-- START Records for this task --
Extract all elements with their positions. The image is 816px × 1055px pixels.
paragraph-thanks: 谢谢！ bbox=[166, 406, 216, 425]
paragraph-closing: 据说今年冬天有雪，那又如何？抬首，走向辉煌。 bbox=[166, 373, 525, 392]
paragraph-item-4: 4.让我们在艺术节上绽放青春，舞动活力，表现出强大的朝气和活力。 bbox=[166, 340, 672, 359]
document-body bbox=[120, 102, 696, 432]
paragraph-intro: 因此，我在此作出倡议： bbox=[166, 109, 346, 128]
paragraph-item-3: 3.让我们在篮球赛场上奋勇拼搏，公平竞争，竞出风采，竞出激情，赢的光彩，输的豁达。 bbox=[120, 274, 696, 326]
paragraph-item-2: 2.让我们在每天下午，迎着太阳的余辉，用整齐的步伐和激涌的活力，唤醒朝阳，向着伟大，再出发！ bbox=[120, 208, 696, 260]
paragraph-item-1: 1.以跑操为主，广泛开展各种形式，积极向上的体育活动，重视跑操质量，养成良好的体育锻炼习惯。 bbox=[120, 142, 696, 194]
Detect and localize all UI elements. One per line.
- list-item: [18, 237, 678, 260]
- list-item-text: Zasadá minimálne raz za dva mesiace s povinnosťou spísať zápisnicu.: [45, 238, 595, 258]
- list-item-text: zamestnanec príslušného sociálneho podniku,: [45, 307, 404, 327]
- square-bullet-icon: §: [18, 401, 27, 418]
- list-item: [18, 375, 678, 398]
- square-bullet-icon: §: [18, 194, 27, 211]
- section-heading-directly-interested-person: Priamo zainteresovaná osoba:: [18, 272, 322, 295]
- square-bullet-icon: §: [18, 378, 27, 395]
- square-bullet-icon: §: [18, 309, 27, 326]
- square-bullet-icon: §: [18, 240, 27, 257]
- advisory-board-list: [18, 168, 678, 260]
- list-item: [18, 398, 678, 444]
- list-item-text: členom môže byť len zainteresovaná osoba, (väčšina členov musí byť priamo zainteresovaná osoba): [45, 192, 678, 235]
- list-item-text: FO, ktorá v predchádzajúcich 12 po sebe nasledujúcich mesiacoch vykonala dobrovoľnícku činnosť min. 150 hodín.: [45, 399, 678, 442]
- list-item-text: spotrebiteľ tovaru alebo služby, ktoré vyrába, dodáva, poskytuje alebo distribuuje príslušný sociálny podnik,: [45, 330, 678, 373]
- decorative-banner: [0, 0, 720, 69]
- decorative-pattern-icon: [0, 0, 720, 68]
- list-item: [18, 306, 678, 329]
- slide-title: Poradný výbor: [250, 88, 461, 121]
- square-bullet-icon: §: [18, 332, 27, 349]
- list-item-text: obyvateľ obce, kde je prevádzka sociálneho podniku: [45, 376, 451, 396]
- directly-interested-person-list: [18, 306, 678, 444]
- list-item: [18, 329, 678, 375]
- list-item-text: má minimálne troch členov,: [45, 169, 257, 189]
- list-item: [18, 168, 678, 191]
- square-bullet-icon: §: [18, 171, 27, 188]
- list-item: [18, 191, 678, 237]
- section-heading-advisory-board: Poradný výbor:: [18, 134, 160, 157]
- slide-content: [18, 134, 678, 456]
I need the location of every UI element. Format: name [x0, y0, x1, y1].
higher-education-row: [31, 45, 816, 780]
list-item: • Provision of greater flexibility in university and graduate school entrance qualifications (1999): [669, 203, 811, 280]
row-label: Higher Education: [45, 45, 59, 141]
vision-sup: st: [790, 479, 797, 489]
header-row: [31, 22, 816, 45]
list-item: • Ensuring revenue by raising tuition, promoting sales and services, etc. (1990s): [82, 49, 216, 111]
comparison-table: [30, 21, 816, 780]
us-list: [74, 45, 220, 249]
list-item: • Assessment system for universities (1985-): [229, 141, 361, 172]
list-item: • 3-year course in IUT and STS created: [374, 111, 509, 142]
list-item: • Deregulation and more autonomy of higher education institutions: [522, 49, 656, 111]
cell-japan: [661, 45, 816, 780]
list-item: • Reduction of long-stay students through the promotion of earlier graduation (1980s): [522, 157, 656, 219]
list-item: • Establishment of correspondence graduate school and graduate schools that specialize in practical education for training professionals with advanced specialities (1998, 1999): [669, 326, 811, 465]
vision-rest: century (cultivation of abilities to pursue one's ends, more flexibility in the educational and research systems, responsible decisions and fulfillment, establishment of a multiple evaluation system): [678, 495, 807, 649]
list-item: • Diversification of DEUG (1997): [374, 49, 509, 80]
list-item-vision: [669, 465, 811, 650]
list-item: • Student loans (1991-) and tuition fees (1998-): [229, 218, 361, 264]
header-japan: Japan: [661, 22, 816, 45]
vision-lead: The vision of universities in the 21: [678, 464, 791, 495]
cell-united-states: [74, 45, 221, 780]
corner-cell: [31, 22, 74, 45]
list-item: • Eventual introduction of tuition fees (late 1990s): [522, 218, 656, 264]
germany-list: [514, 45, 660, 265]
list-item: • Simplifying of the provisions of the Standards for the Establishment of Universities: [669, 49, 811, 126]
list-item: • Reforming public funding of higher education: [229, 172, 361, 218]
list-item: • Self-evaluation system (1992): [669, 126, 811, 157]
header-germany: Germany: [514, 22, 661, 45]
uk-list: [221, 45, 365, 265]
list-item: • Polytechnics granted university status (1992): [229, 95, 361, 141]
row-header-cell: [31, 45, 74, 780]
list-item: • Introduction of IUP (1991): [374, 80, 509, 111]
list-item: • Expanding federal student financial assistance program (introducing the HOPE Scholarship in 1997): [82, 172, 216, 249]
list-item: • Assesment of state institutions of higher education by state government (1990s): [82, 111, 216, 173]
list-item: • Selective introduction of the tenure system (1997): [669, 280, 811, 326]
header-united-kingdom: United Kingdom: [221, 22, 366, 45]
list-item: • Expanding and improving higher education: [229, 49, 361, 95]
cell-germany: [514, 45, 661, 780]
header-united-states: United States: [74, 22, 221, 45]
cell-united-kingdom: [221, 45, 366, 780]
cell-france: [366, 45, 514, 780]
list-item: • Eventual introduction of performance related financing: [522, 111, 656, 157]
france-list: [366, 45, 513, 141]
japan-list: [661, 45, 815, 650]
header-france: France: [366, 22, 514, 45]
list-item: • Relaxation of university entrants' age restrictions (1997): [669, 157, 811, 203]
-- END Records for this task --
The request: Copy the items above verbatim, from the first line of the items through the line that contains "- square-bullet-icon: §: [18, 194, 27, 211]", including both of those lines.

Finished answer:
Extract all elements with their positions. The image is 816px × 1055px pixels.
paragraph-thanks: 谢谢！ bbox=[166, 406, 216, 425]
paragraph-closing: 据说今年冬天有雪，那又如何？抬首，走向辉煌。 bbox=[166, 373, 525, 392]
paragraph-item-4: 4.让我们在艺术节上绽放青春，舞动活力，表现出强大的朝气和活力。 bbox=[166, 340, 672, 359]
document-body bbox=[120, 102, 696, 432]
paragraph-intro: 因此，我在此作出倡议： bbox=[166, 109, 346, 128]
paragraph-item-3: 3.让我们在篮球赛场上奋勇拼搏，公平竞争，竞出风采，竞出激情，赢的光彩，输的豁达。 bbox=[120, 274, 696, 326]
paragraph-item-2: 2.让我们在每天下午，迎着太阳的余辉，用整齐的步伐和激涌的活力，唤醒朝阳，向着伟大，再出发！ bbox=[120, 208, 696, 260]
paragraph-item-1: 1.以跑操为主，广泛开展各种形式，积极向上的体育活动，重视跑操质量，养成良好的体育锻炼习惯。 bbox=[120, 142, 696, 194]
Detect and localize all UI elements. One per line.
- list-item: [18, 237, 678, 260]
- list-item-text: Zasadá minimálne raz za dva mesiace s povinnosťou spísať zápisnicu.: [45, 238, 595, 258]
- list-item-text: zamestnanec príslušného sociálneho podniku,: [45, 307, 404, 327]
- square-bullet-icon: §: [18, 401, 27, 418]
- list-item: [18, 375, 678, 398]
- square-bullet-icon: §: [18, 194, 27, 211]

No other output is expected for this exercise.